* **TASK STATEMENT**:
Go through the listing beneath this task and return every line that carries the string "выборах".

* **Stored records**:

━━━━━━━━━━━━━━━━━━━━━━━━━━━━━━

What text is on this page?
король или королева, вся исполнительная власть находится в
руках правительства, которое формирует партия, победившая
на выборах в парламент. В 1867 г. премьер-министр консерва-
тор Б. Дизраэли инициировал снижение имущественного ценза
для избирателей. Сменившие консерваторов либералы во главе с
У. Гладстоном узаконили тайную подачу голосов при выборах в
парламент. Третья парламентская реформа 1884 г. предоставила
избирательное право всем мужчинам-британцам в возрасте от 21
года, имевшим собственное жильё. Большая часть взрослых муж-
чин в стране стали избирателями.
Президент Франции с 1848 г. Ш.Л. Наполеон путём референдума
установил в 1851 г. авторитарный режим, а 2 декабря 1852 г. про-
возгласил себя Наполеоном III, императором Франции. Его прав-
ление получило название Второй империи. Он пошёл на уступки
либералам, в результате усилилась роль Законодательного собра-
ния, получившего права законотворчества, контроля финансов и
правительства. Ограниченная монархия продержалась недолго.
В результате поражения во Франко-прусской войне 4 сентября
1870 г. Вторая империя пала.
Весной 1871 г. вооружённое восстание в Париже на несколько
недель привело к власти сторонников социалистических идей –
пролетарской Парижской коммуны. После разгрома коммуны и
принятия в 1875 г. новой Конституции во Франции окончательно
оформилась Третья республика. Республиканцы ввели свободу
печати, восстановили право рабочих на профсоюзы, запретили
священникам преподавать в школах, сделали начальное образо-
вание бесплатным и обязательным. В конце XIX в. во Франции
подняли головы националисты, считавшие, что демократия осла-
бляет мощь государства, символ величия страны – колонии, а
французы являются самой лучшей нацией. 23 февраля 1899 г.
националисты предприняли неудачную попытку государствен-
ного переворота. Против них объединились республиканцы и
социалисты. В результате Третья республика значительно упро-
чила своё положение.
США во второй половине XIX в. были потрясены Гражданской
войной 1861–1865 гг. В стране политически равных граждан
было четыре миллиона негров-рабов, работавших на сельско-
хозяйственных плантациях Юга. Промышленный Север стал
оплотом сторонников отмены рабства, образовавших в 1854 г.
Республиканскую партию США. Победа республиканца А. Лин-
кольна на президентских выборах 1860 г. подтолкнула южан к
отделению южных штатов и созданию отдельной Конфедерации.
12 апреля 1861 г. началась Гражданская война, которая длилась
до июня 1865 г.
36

━━━━━━━━━━━━━━━━━━━━━━━━━━━━━━

* **FINAL RESULT**:
на выборах в парламент. В 1867 г. премьер-министр консерва-
У. Гладстоном узаконили тайную подачу голосов при выборах в
кольна на президентских выборах 1860 г. подтолкнула южан к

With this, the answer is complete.